--- Data provided ---
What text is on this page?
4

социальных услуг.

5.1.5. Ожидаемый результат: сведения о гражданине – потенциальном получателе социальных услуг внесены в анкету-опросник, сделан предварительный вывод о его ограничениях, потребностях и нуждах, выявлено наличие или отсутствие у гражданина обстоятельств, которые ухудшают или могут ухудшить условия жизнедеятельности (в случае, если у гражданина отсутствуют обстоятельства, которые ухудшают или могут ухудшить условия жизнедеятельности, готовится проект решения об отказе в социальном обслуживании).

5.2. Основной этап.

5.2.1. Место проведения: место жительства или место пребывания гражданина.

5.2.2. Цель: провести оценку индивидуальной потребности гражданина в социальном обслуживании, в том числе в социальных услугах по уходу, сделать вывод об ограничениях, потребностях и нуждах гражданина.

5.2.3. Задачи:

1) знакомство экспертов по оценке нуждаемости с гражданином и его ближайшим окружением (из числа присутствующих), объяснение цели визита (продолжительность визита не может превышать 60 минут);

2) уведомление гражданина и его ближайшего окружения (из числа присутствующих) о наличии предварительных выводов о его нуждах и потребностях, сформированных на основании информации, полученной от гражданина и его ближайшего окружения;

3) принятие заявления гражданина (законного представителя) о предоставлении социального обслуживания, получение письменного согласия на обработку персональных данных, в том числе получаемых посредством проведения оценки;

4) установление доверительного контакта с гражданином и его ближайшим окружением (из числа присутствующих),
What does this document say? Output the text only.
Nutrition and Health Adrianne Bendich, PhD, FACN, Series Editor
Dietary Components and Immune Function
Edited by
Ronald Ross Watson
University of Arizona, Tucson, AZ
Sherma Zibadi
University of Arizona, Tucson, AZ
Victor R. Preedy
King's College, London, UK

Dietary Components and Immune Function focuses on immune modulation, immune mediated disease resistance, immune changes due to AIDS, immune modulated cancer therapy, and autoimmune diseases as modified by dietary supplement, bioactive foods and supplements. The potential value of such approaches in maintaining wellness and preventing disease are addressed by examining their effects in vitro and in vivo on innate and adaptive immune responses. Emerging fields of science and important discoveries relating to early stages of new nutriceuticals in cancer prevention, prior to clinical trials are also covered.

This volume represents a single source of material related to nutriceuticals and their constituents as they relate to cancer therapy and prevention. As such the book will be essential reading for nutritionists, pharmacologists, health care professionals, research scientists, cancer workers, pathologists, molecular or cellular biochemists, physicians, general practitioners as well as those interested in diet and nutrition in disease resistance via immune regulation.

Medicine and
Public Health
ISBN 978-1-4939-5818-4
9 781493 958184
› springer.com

--- Prompt ---
All lines from the one with "What does this" through the final line above are to be quoted exactly; quote no other line.

--- Problem solution ---
What does this document say? Output the text only.
Nutrition and Health Adrianne Bendich, PhD, FACN, Series Editor
Dietary Components and Immune Function
Edited by
Ronald Ross Watson
University of Arizona, Tucson, AZ
Sherma Zibadi
University of Arizona, Tucson, AZ
Victor R. Preedy
King's College, London, UK

Dietary Components and Immune Function focuses on immune modulation, immune mediated disease resistance, immune changes due to AIDS, immune modulated cancer therapy, and autoimmune diseases as modified by dietary supplement, bioactive foods and supplements. The potential value of such approaches in maintaining wellness and preventing disease are addressed by examining their effects in vitro and in vivo on innate and adaptive immune responses. Emerging fields of science and important discoveries relating to early stages of new nutriceuticals in cancer prevention, prior to clinical trials are also covered.

This volume represents a single source of material related to nutriceuticals and their constituents as they relate to cancer therapy and prevention. As such the book will be essential reading for nutritionists, pharmacologists, health care professionals, research scientists, cancer workers, pathologists, molecular or cellular biochemists, physicians, general practitioners as well as those interested in diet and nutrition in disease resistance via immune regulation.

Medicine and
Public Health
ISBN 978-1-4939-5818-4
9 781493 958184
› springer.com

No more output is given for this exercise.